Identify all lines below that hold "JSON" and collect them.

----- RECORDS FOR THE EXERCISE

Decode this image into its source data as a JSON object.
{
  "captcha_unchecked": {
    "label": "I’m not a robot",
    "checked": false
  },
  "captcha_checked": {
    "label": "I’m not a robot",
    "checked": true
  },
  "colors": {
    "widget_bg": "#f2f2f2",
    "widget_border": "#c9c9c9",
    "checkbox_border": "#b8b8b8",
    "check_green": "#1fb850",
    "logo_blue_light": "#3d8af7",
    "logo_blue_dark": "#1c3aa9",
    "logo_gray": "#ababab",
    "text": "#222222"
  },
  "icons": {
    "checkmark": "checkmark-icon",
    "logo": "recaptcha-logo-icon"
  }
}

----------
----- RECORDS FOR THE EXERCISE

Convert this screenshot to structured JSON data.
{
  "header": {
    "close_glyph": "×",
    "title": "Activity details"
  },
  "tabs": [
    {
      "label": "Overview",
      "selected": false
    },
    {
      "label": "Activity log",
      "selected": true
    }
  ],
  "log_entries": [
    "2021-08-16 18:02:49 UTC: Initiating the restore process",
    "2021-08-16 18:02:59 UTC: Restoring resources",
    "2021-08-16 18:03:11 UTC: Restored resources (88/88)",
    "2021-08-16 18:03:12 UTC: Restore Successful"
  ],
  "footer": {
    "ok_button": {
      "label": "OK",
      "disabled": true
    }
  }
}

----------

# WRITTEN ANSWER:
Decode this image into its source data as a JSON object.
Convert this screenshot to structured JSON data.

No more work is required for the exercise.